Aim: The management of hepatitis C virus (HCV) has changed with the advent of interferon (IFN)-free treatment and the declining prevalence of HCV infection, which may impact the cost-effectiveness of the screening. We aimed to compare the cost-effectiveness and clinical outcomes of three screening strategies in the Japanese general population: no screening, screening plus IFN-based therapy, and screening plus IFN-free therapy.
Methods: We developed a decision analytic Markov model for screening intervention and natural history of HCV. Model parameters were derived from published literature. A lifetime horizon and the healthcare payer perspective were taken. Subanalyses included high screening scenario with improved rates of screening and attending referral, in addition to heterogeneity analysis by age subgroup.

[Collected data entries]
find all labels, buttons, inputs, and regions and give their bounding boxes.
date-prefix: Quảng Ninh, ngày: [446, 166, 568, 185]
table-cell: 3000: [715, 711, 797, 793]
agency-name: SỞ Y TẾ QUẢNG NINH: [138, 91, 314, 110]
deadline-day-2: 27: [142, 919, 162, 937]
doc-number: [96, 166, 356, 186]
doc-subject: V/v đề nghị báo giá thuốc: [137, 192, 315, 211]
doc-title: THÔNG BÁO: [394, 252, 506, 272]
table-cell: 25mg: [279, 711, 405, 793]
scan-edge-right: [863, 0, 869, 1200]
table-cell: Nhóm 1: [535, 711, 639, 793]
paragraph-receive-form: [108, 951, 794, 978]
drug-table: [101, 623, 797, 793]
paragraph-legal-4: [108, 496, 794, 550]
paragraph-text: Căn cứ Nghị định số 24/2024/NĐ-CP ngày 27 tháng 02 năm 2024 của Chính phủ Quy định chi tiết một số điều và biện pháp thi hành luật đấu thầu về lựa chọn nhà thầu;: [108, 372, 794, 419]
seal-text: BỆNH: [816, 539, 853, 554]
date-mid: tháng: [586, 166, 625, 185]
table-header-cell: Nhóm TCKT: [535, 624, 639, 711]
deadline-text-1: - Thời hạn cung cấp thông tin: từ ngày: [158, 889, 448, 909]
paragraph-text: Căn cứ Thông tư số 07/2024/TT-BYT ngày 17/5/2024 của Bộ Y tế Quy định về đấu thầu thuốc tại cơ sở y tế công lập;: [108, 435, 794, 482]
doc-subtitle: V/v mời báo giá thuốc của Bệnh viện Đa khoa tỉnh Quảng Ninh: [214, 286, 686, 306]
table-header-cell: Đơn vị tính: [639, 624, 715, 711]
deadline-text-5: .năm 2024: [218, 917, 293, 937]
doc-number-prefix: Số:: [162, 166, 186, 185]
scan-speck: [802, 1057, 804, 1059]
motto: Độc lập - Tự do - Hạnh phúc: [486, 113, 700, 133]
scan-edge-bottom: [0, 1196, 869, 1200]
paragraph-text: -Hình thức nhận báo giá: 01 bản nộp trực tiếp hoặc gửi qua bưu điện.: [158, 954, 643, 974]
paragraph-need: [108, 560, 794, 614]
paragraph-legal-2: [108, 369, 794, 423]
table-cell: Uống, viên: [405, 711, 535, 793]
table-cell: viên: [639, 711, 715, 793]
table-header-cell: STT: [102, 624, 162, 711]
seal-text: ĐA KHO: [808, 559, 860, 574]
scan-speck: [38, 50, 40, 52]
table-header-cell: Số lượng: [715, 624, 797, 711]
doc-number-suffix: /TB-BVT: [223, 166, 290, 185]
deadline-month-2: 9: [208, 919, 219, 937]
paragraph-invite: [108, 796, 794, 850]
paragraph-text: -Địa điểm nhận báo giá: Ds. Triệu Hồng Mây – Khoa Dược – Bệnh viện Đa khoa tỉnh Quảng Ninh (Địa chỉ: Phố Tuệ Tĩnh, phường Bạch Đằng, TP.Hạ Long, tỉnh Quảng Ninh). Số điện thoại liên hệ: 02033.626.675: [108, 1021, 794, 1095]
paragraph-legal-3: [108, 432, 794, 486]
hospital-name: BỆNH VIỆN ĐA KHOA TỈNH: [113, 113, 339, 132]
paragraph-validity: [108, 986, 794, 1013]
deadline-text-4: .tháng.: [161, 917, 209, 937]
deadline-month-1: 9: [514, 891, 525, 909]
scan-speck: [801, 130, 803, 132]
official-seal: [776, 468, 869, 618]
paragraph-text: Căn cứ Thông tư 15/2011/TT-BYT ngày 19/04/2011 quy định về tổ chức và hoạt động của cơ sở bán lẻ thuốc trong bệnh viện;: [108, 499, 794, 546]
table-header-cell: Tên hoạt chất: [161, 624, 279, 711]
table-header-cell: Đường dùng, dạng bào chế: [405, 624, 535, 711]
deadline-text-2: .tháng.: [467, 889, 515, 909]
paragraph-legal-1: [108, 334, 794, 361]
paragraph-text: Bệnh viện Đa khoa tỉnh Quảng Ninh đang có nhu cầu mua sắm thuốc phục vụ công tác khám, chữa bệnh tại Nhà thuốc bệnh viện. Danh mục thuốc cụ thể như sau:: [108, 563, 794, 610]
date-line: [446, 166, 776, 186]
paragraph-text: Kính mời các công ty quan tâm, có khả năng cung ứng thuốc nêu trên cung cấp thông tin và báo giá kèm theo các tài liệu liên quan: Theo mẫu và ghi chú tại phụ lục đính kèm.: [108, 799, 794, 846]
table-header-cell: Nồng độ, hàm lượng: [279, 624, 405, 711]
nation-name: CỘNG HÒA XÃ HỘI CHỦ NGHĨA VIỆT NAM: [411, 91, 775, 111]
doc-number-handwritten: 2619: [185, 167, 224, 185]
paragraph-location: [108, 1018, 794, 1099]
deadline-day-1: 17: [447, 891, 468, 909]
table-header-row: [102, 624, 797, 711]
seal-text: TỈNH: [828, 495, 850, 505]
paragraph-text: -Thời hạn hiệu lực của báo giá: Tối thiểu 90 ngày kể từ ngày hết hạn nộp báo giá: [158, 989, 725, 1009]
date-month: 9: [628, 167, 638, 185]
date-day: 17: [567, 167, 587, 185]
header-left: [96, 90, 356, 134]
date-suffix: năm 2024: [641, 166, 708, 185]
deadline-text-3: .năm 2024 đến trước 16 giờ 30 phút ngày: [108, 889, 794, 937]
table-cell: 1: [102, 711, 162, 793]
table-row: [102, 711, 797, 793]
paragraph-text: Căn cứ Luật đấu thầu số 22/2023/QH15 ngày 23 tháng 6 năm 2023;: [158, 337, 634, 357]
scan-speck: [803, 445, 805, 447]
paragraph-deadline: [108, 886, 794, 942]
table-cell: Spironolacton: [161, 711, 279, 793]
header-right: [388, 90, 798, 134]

WHAT TO WORK ON ::
1. In the abstract on hepatitis C screening, what time horizon and perspective were taken?
2. Output the part of the hepatitis C screening abstract that opens with the words containing "Aim: The management" and closes with "by age subgroup.".

EXPECTED RESPONSES ::
1. A lifetime horizon and the healthcare payer perspective.

2.
Aim: The management of hepatitis C virus (HCV) has changed with the advent of interferon (IFN)-free treatment and the declining prevalence of HCV infection, which may impact the cost-effectiveness of the screening. We aimed to compare the cost-effectiveness and clinical outcomes of three screening strategies in the Japanese general population: no screening, screening plus IFN-based therapy, and screening plus IFN-free therapy.
Methods: We developed a decision analytic Markov model for screening intervention and natural history of HCV. Model parameters were derived from published literature. A lifetime horizon and the healthcare payer perspective were taken. Subanalyses included high screening scenario with improved rates of screening and attending referral, in addition to heterogeneity analysis by age subgroup.